Below are some entries. Output each one exactly as it appears.

Excerpt from a dataset
--- start ---

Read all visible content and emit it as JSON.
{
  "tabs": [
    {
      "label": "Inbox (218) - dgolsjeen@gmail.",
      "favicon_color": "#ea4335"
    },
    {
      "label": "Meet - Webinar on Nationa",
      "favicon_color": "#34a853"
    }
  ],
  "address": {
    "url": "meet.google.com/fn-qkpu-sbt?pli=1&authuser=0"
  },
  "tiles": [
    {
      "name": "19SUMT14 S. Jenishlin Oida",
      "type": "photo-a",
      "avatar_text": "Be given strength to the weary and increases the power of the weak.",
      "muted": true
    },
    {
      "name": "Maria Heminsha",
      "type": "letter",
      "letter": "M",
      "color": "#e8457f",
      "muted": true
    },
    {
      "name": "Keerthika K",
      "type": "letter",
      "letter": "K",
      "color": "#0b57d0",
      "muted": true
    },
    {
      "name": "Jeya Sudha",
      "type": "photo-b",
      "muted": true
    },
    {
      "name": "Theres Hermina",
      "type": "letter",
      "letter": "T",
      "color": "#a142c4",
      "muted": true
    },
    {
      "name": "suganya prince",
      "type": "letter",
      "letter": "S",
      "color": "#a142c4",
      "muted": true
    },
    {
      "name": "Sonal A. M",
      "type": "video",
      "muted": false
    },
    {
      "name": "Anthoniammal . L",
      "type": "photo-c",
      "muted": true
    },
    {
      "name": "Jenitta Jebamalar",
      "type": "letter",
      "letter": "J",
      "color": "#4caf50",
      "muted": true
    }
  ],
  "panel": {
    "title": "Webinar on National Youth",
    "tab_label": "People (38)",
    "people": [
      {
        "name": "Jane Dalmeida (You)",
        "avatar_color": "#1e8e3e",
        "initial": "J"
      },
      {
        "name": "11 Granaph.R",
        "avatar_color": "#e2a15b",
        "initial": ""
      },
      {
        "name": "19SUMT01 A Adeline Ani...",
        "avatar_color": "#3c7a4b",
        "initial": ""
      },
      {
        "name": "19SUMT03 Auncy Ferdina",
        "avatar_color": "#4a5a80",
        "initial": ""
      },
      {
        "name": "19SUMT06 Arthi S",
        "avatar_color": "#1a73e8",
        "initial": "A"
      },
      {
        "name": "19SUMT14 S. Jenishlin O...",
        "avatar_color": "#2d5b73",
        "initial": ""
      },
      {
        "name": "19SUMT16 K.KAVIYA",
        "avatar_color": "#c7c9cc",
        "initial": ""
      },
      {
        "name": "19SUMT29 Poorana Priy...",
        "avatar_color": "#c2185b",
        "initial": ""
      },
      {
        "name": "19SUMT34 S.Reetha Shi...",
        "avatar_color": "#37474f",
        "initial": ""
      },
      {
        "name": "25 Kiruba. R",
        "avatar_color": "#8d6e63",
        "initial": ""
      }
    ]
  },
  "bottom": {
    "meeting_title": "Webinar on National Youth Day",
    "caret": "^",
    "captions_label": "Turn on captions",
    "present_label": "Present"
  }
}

--- end ---

The output:
Read all visible content and emit it as JSON.
{
  "tabs": [
    {
      "label": "Inbox (218) - dgolsjeen@gmail.",
      "favicon_color": "#ea4335"
    },
    {
      "label": "Meet - Webinar on Nationa",
      "favicon_color": "#34a853"
    }
  ],
  "address": {
    "url": "meet.google.com/fn-qkpu-sbt?pli=1&authuser=0"
  },
  "tiles": [
    {
      "name": "19SUMT14 S. Jenishlin Oida",
      "type": "photo-a",
      "avatar_text": "Be given strength to the weary and increases the power of the weak.",
      "muted": true
    },
    {
      "name": "Maria Heminsha",
      "type": "letter",
      "letter": "M",
      "color": "#e8457f",
      "muted": true
    },
    {
      "name": "Keerthika K",
      "type": "letter",
      "letter": "K",
      "color": "#0b57d0",
      "muted": true
    },
    {
      "name": "Jeya Sudha",
      "type": "photo-b",
      "muted": true
    },
    {
      "name": "Theres Hermina",
      "type": "letter",
      "letter": "T",
      "color": "#a142c4",
      "muted": true
    },
    {
      "name": "suganya prince",
      "type": "letter",
      "letter": "S",
      "color": "#a142c4",
      "muted": true
    },
    {
      "name": "Sonal A. M",
      "type": "video",
      "muted": false
    },
    {
      "name": "Anthoniammal . L",
      "type": "photo-c",
      "muted": true
    },
    {
      "name": "Jenitta Jebamalar",
      "type": "letter",
      "letter": "J",
      "color": "#4caf50",
      "muted": true
    }
  ],
  "panel": {
    "title": "Webinar on National Youth",
    "tab_label": "People (38)",
    "people": [
      {
        "name": "Jane Dalmeida (You)",
        "avatar_color": "#1e8e3e",
        "initial": "J"
      },
      {
        "name": "11 Granaph.R",
        "avatar_color": "#e2a15b",
        "initial": ""
      },
      {
        "name": "19SUMT01 A Adeline Ani...",
        "avatar_color": "#3c7a4b",
        "initial": ""
      },
      {
        "name": "19SUMT03 Auncy Ferdina",
        "avatar_color": "#4a5a80",
        "initial": ""
      },
      {
        "name": "19SUMT06 Arthi S",
        "avatar_color": "#1a73e8",
        "initial": "A"
      },
      {
        "name": "19SUMT14 S. Jenishlin O...",
        "avatar_color": "#2d5b73",
        "initial": ""
      },
      {
        "name": "19SUMT16 K.KAVIYA",
        "avatar_color": "#c7c9cc",
        "initial": ""
      },
      {
        "name": "19SUMT29 Poorana Priy...",
        "avatar_color": "#c2185b",
        "initial": ""
      },
      {
        "name": "19SUMT34 S.Reetha Shi...",
        "avatar_color": "#37474f",
        "initial": ""
      },
      {
        "name": "25 Kiruba. R",
        "avatar_color": "#8d6e63",
        "initial": ""
      }
    ]
  },
  "bottom": {
    "meeting_title": "Webinar on National Youth Day",
    "caret": "^",
    "captions_label": "Turn on captions",
    "present_label": "Present"
  }
}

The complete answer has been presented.